* begin *
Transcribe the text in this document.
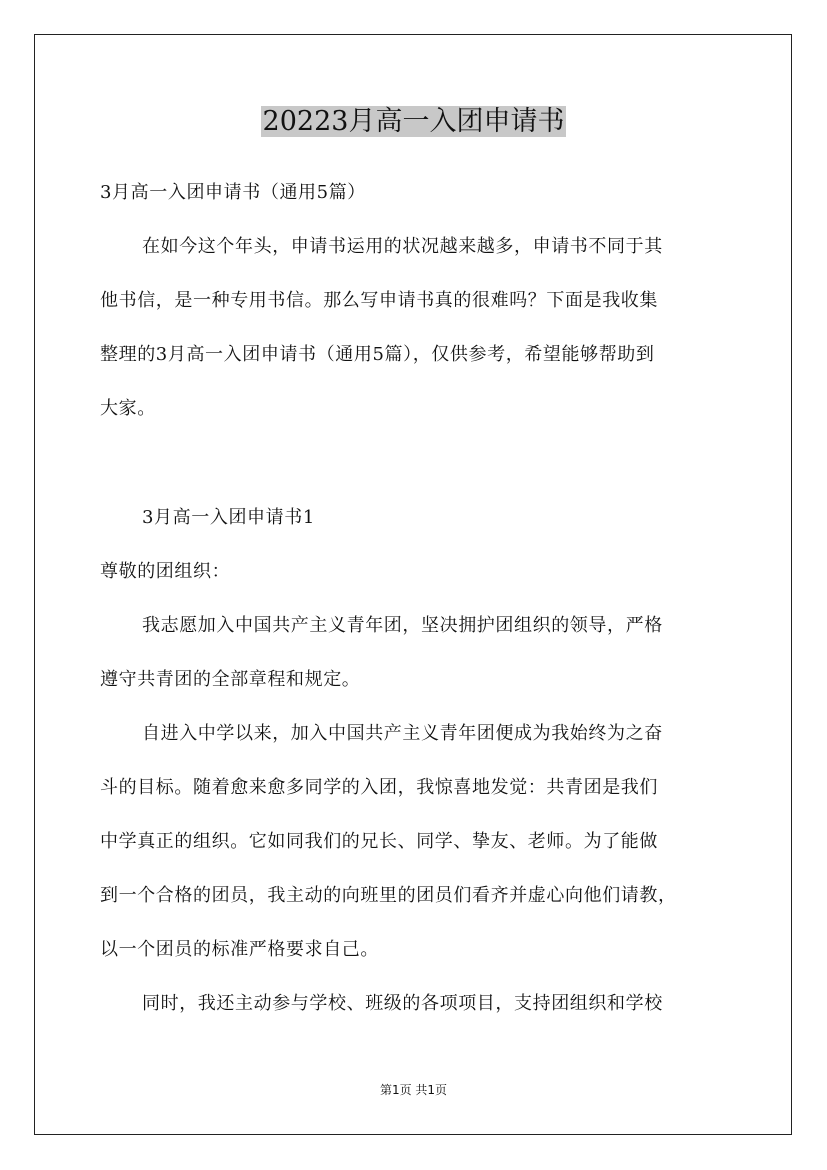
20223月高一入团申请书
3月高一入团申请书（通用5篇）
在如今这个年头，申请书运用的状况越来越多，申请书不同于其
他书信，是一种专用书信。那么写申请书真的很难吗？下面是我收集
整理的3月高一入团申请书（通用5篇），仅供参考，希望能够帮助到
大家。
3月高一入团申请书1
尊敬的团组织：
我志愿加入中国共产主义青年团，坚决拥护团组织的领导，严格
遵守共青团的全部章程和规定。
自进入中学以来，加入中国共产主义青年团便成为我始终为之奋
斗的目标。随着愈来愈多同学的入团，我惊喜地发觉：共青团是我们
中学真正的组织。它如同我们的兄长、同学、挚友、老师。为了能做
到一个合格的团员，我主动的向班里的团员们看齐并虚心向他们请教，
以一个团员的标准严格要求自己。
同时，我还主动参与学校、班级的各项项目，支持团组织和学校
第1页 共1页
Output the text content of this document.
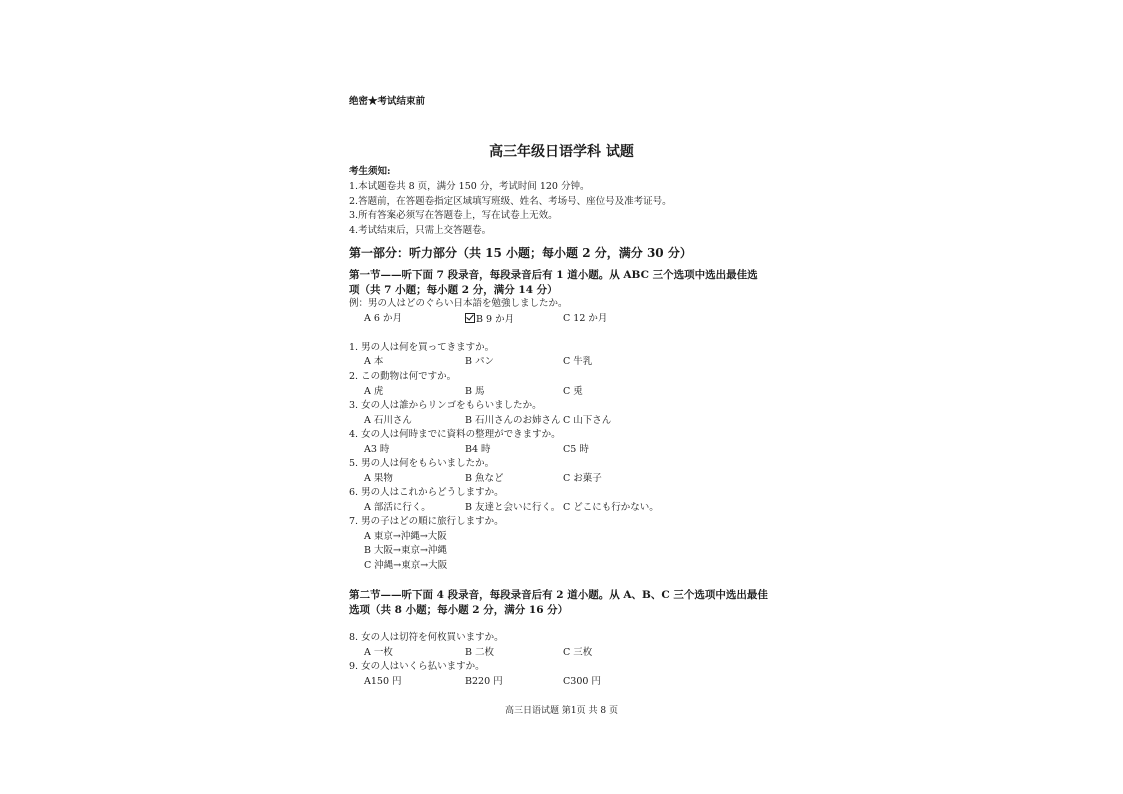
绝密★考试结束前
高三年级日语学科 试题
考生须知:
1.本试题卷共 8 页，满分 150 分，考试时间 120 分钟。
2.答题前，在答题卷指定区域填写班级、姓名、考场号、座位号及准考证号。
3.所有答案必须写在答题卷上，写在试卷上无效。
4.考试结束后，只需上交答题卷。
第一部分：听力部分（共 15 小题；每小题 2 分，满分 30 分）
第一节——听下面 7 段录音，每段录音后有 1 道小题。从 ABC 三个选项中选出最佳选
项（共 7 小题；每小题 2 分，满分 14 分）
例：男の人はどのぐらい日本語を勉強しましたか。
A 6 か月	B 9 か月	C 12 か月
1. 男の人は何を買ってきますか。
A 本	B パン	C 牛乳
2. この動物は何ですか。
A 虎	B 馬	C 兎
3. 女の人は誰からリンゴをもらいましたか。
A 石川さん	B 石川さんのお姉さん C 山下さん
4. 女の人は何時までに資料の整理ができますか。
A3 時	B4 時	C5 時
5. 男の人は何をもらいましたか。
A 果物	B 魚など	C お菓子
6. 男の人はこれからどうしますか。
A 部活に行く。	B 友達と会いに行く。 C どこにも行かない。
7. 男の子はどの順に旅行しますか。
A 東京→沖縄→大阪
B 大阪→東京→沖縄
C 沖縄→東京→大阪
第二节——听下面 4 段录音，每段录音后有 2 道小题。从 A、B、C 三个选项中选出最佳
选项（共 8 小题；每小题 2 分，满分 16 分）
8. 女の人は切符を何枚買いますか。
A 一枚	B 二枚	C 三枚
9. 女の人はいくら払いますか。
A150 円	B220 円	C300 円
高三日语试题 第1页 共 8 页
* end *
*Task instructions*
In the entries above, find the lines containing the word "text" and say how many there are, with no other words.

*Solution to the exercise*
2